From the entries below, extract every line that includes the word "night".

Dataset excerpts
┏━━

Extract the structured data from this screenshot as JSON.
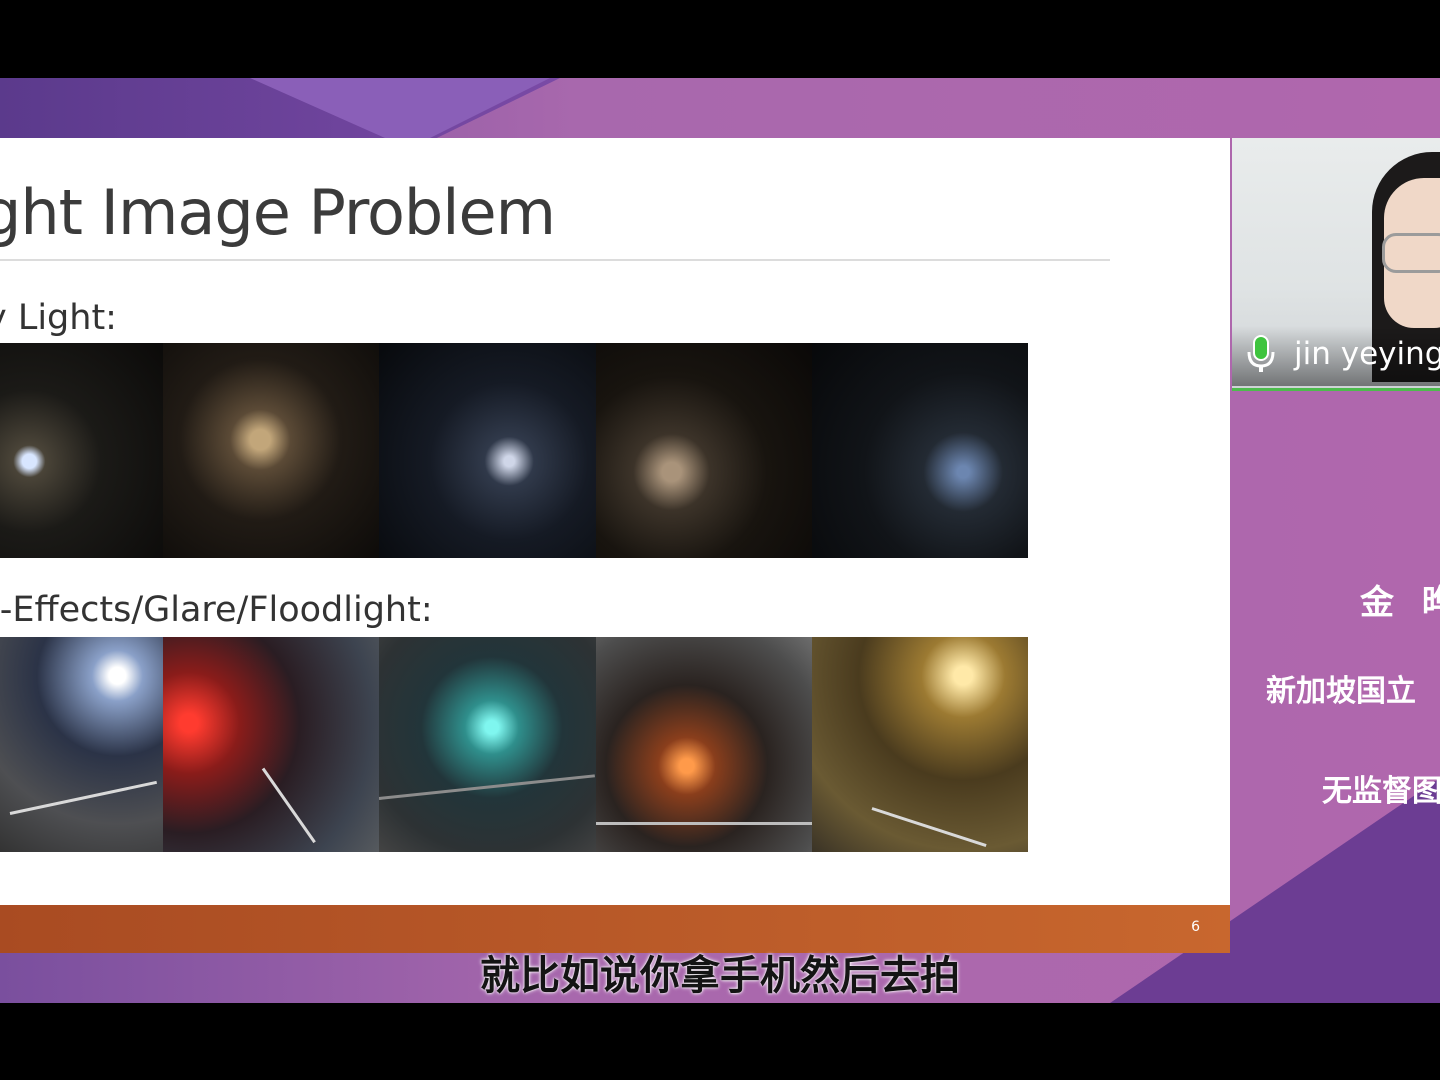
{
  "slide": {
    "title": "ght Image Problem",
    "section_low_light": "y Light:",
    "section_light_effects": "t-Effects/Glare/Floodlight:",
    "page_number": "6",
    "low_light_photos": [
      "night-house-photo",
      "night-villa-photo",
      "night-city-skyline-photo",
      "night-apartment-photo",
      "dark-building-photo"
    ],
    "light_effects_photos": [
      "floodlight-intersection-photo",
      "red-light-street-photo",
      "teal-glare-street-photo",
      "orange-streetlight-photo",
      "yellow-floodlight-road-photo"
    ]
  },
  "video": {
    "participant_name": "jin yeying",
    "mic_status": "active"
  },
  "sidebar": {
    "speaker_name": "金 晔",
    "affiliation": "新加坡国立",
    "topic": "无监督图"
  },
  "caption": {
    "subtitle": "就比如说你拿手机然后去拍"
  },
  "colors": {
    "background_purple": "#b067ad",
    "footer_orange": "#c8672e",
    "active_speaker_green": "#4dbb4d"
  }
}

┗━━

• [EXERCISE RESPONSE]
      "night-house-photo",
      "night-villa-photo",
      "night-city-skyline-photo",
      "night-apartment-photo",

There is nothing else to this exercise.